---- Document segment

Typically there are two things that drive me to move code versions, the version I am on is declared end of life, or the new version offers a feature we need to stay competitive, outside of those things I am typically inclined to leave well enough alone and focus my energies on other things. I don't really have a pre-determined time I like to let things idle in the market before I use them, but my general rule of thumb is if I am expanding an older project or adding elements to an already in-production environment I will keep the additions in-line with the version of what is already there. If I am building something new all together I will generally start on the newest there is, and by the time the project is done and out of beta the newest at the time of build will have matured quite a bit. Out of curiosity how many out there do actually have full labs of their environments? I know this is an arena where the full open-source guys have an advantage over those of us using big name vendors, since getting the budget for a pair of SBC's can be hard enough, let alone getting budget for another one just to play with. On Thu, 2009-12-17 at 08:29 -0800, David Hiers wrote:
I've been snooping around our production systems, and the base code version for everything that we run in the call path is between 2 and 3 years old. It is patched to a fare-thee-well, and the stuff runs quite well.
We use only top-tier vendors, yet can't recall ever being happy on code that is less than 1 year old. Too many bleeding edge bugs for my current medication level.
How 'bout you guys? How long do you let a codebase steep before you're happy with running it in production?

--------
---- Extracted records

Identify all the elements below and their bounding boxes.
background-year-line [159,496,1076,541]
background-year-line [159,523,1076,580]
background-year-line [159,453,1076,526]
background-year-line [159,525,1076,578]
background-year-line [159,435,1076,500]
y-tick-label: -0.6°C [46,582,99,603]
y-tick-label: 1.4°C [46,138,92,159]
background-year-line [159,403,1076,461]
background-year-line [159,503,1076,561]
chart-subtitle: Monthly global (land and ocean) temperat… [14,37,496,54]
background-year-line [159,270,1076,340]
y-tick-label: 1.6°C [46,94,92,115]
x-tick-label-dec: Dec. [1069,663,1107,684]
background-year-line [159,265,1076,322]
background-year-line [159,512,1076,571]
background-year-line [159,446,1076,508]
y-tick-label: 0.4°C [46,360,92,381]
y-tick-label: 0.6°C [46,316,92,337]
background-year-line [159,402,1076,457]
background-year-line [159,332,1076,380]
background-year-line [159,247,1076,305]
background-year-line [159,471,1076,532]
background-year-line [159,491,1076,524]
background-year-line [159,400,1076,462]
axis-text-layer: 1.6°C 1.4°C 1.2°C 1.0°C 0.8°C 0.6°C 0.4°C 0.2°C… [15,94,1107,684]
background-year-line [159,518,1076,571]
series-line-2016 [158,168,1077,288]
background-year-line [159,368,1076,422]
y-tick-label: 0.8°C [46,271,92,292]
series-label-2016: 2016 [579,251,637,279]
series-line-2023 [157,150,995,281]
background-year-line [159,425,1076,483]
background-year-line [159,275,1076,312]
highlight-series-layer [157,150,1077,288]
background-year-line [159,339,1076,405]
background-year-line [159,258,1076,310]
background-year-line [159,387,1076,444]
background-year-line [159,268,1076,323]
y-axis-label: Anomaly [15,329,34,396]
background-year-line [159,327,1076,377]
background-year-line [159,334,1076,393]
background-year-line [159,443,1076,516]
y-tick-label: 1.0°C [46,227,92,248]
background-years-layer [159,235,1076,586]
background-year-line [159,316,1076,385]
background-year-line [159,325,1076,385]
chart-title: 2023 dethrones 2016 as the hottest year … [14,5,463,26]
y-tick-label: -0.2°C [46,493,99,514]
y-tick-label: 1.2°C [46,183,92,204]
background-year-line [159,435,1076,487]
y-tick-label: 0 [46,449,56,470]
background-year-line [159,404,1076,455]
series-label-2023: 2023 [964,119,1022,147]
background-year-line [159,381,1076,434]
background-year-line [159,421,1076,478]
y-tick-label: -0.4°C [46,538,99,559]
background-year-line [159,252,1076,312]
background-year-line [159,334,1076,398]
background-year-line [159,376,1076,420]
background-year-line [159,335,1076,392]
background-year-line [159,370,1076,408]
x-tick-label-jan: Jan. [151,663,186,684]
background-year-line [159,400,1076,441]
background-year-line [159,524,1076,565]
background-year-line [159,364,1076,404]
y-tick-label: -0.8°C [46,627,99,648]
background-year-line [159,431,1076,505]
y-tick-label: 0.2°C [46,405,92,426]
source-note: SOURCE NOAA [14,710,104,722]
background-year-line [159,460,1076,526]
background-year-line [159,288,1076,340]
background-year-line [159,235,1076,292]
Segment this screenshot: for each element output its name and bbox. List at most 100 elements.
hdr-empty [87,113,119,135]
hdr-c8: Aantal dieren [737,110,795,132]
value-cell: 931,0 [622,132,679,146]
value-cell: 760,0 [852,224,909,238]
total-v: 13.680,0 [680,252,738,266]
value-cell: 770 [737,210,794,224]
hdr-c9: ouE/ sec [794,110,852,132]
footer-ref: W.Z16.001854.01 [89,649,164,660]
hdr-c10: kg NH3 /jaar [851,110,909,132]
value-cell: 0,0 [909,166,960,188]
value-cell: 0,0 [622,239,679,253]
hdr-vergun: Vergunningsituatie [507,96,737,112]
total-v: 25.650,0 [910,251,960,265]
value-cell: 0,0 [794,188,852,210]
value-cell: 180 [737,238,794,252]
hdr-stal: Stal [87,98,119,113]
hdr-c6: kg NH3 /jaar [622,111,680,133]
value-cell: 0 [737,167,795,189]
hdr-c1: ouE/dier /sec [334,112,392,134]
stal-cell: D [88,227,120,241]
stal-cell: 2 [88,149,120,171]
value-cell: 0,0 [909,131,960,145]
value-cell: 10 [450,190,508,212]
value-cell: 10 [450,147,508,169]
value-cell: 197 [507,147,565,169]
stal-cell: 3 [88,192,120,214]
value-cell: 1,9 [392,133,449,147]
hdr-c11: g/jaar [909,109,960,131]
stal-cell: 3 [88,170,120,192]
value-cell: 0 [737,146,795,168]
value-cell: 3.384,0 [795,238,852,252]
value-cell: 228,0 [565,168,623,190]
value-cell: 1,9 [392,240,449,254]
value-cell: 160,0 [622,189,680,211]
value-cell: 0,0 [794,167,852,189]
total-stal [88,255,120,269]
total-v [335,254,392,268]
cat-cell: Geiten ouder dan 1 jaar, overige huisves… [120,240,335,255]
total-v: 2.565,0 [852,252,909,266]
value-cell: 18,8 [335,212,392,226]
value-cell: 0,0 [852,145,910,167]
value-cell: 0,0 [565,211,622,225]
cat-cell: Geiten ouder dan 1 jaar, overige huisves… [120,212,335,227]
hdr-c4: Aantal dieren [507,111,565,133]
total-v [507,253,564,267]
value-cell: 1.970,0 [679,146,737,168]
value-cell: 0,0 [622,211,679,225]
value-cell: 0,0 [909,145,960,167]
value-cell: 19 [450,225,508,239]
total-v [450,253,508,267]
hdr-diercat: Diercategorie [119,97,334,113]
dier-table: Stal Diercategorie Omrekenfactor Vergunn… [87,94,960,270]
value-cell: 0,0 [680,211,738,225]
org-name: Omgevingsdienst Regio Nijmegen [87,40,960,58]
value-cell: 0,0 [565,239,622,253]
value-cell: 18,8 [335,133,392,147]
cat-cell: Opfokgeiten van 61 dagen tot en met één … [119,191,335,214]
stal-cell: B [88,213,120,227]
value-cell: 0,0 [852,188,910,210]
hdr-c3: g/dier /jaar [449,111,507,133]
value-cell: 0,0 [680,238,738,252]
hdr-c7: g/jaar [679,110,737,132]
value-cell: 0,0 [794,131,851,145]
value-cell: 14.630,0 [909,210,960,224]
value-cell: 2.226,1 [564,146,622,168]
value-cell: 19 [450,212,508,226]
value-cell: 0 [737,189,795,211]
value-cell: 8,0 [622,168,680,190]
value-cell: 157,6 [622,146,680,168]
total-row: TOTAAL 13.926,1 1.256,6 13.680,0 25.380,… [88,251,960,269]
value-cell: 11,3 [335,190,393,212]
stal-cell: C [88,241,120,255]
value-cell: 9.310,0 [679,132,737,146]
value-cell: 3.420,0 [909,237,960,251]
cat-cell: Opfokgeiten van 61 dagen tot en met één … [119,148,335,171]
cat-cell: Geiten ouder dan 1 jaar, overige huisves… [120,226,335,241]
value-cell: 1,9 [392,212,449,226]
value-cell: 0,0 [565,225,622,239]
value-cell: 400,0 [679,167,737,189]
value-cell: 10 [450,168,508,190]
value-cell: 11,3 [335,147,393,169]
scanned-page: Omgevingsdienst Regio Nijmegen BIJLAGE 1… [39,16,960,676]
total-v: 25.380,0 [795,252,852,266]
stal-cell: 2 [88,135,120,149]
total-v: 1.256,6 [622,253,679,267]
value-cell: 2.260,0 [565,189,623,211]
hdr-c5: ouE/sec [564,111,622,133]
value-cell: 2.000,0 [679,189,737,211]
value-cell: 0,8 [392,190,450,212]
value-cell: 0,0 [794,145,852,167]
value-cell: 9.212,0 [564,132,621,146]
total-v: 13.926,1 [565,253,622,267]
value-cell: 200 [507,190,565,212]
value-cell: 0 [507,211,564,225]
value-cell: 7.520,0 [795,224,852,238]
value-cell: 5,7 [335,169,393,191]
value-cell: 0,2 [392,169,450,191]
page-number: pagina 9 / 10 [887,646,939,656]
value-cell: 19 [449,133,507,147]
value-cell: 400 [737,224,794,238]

--------

Work instruction: Reproduce, word for word and in full, the text above about when to move production systems to newer code versions.

Response to this exercise:
Typically there are two things that drive me to move code versions, the version I am on is declared end of life, or the new version offers a feature we need to stay competitive, outside of those things I am typically inclined to leave well enough alone and focus my energies on other things. I don't really have a pre-determined time I like to let things idle in the market before I use them, but my general rule of thumb is if I am expanding an older project or adding elements to an already in-production environment I will keep the additions in-line with the version of what is already there. If I am building something new all together I will generally start on the newest there is, and by the time the project is done and out of beta the newest at the time of build will have matured quite a bit. Out of curiosity how many out there do actually have full labs of their environments? I know this is an arena where the full open-source guys have an advantage over those of us using big name vendors, since getting the budget for a pair of SBC's can be hard enough, let alone getting budget for another one just to play with. On Thu, 2009-12-17 at 08:29 -0800, David Hiers wrote:
I've been snooping around our production systems, and the base code version for everything that we run in the call path is between 2 and 3 years old. It is patched to a fare-thee-well, and the stuff runs quite well.
We use only top-tier vendors, yet can't recall ever being happy on code that is less than 1 year old. Too many bleeding edge bugs for my current medication level.
How 'bout you guys? How long do you let a codebase steep before you're happy with running it in production?